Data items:

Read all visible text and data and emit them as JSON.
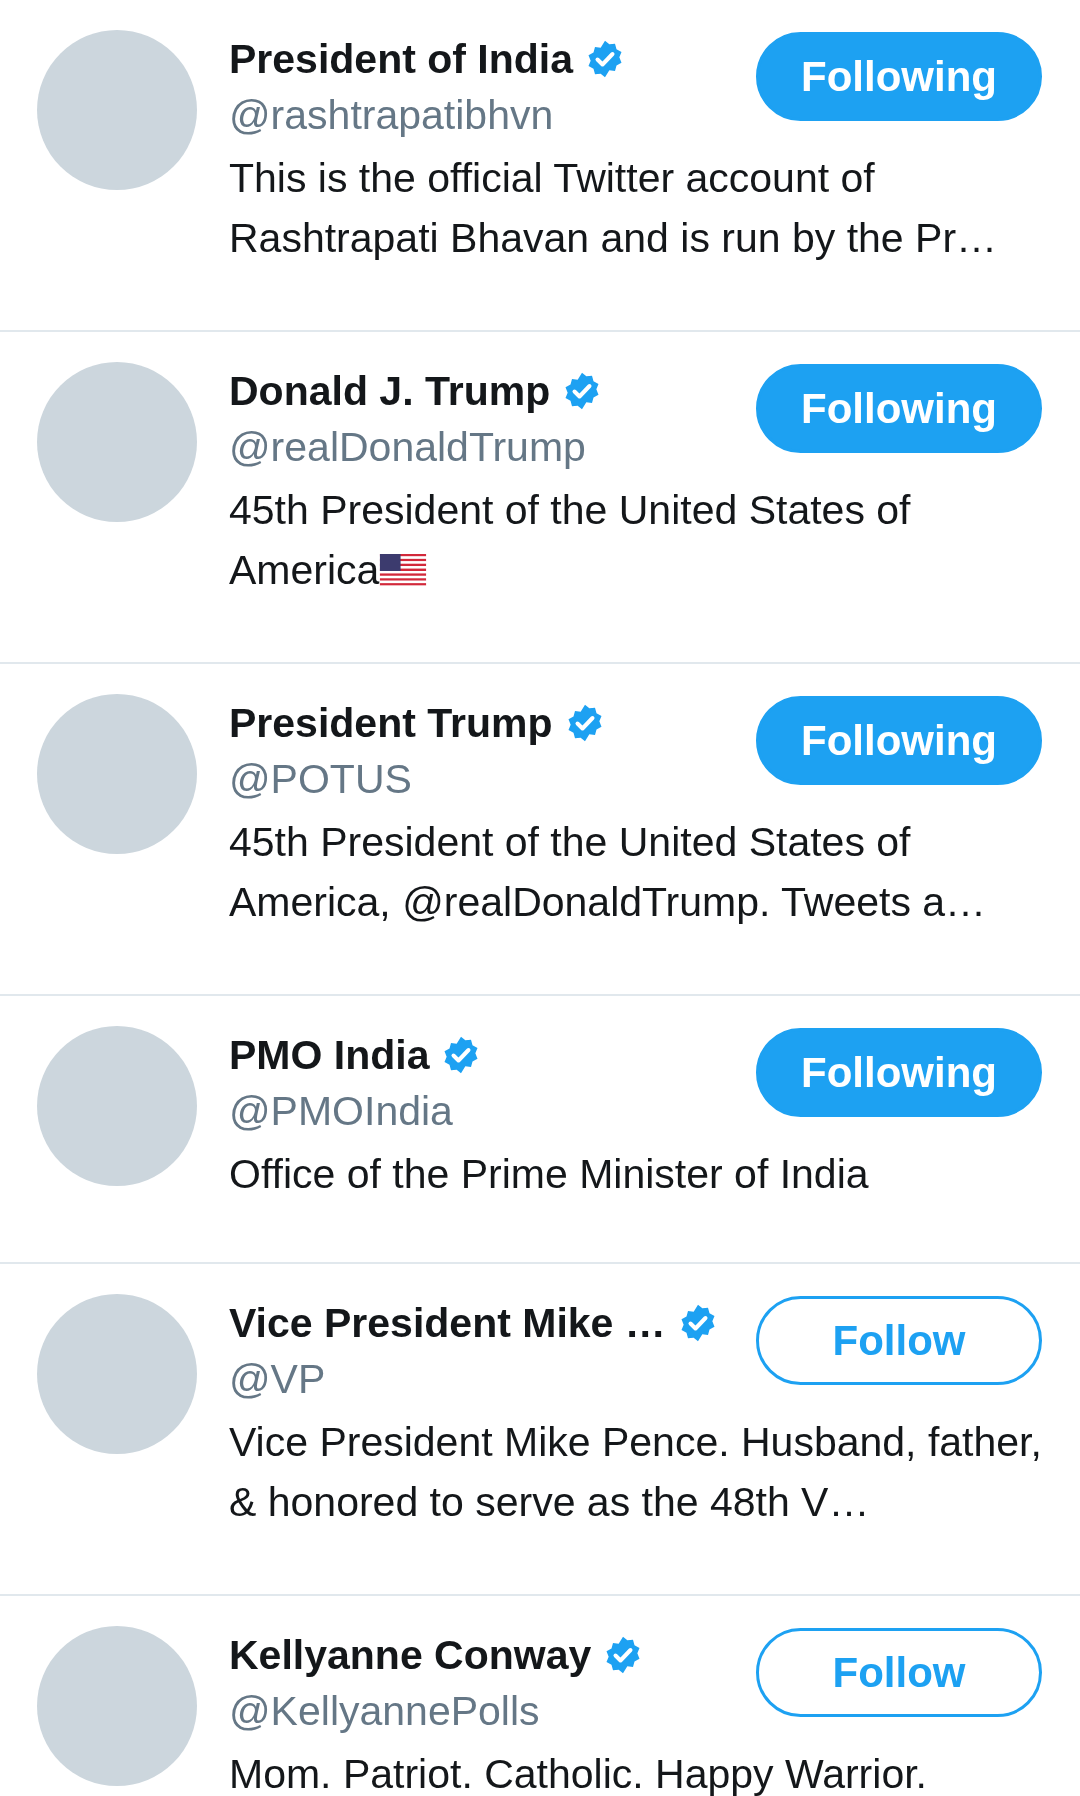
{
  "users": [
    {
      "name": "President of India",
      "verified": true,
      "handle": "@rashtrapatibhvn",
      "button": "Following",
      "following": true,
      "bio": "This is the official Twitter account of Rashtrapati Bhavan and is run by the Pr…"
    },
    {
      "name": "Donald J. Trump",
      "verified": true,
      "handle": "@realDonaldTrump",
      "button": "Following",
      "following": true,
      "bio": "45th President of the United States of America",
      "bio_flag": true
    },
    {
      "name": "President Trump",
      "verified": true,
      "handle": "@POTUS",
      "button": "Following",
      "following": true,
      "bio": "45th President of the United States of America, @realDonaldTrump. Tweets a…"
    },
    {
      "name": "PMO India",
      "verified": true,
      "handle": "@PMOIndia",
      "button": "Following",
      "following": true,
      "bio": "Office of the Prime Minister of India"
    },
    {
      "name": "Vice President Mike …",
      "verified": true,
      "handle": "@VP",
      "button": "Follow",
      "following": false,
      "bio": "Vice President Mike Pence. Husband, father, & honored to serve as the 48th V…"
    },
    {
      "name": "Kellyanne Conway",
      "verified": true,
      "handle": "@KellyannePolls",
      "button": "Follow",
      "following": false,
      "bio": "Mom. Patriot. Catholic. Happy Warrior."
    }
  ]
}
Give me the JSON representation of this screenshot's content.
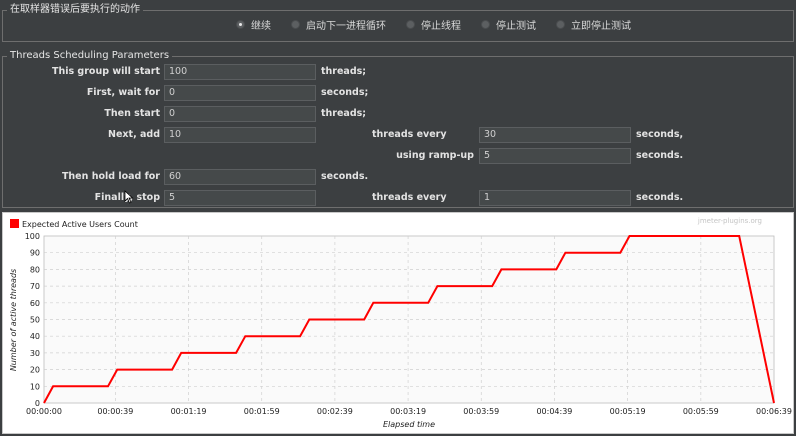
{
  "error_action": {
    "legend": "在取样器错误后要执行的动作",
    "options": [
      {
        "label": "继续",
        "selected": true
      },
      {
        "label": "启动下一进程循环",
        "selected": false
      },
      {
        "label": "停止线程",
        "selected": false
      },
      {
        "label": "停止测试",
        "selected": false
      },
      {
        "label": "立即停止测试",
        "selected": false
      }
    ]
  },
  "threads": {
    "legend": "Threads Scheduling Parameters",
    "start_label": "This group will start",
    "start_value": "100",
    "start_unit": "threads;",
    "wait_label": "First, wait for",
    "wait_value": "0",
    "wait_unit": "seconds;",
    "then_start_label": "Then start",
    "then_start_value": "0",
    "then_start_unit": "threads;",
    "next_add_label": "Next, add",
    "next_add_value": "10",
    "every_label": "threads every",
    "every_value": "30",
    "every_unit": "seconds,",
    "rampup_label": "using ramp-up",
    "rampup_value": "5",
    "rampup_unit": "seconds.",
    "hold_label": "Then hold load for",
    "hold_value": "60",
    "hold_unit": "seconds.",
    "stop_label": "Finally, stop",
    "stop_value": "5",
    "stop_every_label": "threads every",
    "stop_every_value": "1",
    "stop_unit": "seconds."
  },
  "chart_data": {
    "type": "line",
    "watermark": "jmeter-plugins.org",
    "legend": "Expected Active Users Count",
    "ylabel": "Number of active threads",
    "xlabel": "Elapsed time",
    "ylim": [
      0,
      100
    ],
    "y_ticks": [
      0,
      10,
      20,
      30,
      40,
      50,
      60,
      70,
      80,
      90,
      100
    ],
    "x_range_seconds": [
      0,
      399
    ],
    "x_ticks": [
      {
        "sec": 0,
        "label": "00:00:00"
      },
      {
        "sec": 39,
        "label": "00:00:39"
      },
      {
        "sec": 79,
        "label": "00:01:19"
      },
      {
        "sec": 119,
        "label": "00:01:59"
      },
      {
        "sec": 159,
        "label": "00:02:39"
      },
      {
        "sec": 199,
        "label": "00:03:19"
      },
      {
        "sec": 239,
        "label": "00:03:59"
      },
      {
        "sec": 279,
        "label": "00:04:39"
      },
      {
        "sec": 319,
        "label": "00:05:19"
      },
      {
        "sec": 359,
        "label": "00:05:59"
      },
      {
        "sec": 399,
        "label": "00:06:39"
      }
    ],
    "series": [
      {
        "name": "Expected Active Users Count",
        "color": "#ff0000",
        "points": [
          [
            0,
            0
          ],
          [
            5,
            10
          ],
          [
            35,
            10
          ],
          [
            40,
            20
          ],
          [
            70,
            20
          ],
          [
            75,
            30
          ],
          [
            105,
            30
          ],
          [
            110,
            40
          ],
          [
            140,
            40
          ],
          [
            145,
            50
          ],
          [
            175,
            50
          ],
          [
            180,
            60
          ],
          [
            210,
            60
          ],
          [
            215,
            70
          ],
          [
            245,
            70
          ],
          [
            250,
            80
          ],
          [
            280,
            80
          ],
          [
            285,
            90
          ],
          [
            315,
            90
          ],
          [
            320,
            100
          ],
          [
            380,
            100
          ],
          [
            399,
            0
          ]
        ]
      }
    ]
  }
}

* * *

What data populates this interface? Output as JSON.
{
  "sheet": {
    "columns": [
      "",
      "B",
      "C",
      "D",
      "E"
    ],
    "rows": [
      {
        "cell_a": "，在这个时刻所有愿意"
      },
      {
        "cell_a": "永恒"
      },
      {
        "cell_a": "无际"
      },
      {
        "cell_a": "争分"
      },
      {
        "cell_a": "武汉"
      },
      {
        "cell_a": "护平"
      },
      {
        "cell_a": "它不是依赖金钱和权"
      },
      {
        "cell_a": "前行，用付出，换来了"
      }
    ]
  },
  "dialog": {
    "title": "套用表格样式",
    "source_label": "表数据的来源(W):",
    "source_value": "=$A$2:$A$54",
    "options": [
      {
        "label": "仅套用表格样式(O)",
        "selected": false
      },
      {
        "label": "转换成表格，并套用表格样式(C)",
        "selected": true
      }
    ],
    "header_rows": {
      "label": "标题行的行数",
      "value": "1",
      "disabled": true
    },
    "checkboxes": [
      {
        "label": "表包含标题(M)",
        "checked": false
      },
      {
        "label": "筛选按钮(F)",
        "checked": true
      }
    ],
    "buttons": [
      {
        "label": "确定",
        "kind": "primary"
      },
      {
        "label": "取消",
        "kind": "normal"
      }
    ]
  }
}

Instruction: Track down every line with the word "realDonaldTrump" and copy it.

Written response:
      "handle": "@realDonaldTrump",
      "bio": "45th President of the United States of America, @realDonaldTrump. Tweets a…"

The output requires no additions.